# START OF STORED DATA

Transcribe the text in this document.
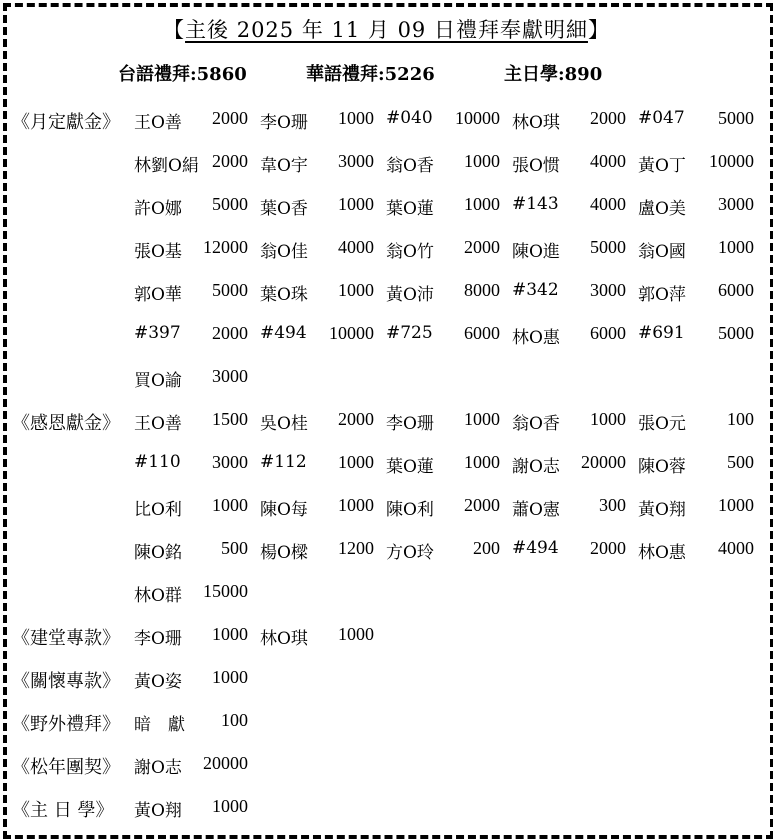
【主後 2025 年 11 月 09 日禮拜奉獻明細】
台語禮拜:5860	華語禮拜:5226	主日學:890
《月定獻金》 王O善	2000 李O珊	1000 #040	10000 林O琪	2000 #047	5000
林劉O絹 2000 韋O宇	3000 翁O香	1000 張O惯	4000 黃O丁	10000
許O娜	5000 葉O香	1000 葉O蓮	1000 #143	4000 盧O美	3000
張O基	12000 翁O佳	4000 翁O竹	2000 陳O進	5000 翁O國	1000
郭O華	5000 葉O珠	1000 黃O沛	8000 #342	3000 郭O萍	6000
#397	2000 #494	10000 #725	6000 林O惠	6000 #691	5000
買O諭	3000
《感恩獻金》 王O善	1500 吳O桂	2000 李O珊	1000 翁O香	1000 張O元	100
#110	3000 #112	1000 葉O蓮	1000 謝O志	20000 陳O蓉	500
比O利	1000 陳O每	1000 陳O利	2000 蕭O憲	300 黃O翔	1000
陳O銘	500 楊O樑	1200 方O玲	200 #494	2000 林O惠	4000
林O群	15000
《建堂專款》 李O珊	1000 林O琪	1000
《關懷專款》 黃O姿	1000
《野外禮拜》 暗　獻	100
《松年團契》 謝O志	20000
《主 日 學》 黃O翔	1000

# END OF STORED DATA

# WORK TO DO
Reproduce the whole listing above word for word, but not its pictures.

# SOLUTION FOR THIS EXERCISE
Transcribe the text in this document.
【主後 2025 年 11 月 09 日禮拜奉獻明細】
台語禮拜:5860	華語禮拜:5226	主日學:890
《月定獻金》 王O善	2000 李O珊	1000 #040	10000 林O琪	2000 #047	5000
林劉O絹 2000 韋O宇	3000 翁O香	1000 張O惯	4000 黃O丁	10000
許O娜	5000 葉O香	1000 葉O蓮	1000 #143	4000 盧O美	3000
張O基	12000 翁O佳	4000 翁O竹	2000 陳O進	5000 翁O國	1000
郭O華	5000 葉O珠	1000 黃O沛	8000 #342	3000 郭O萍	6000
#397	2000 #494	10000 #725	6000 林O惠	6000 #691	5000
買O諭	3000
《感恩獻金》 王O善	1500 吳O桂	2000 李O珊	1000 翁O香	1000 張O元	100
#110	3000 #112	1000 葉O蓮	1000 謝O志	20000 陳O蓉	500
比O利	1000 陳O每	1000 陳O利	2000 蕭O憲	300 黃O翔	1000
陳O銘	500 楊O樑	1200 方O玲	200 #494	2000 林O惠	4000
林O群	15000
《建堂專款》 李O珊	1000 林O琪	1000
《關懷專款》 黃O姿	1000
《野外禮拜》 暗　獻	100
《松年團契》 謝O志	20000
《主 日 學》 黃O翔	1000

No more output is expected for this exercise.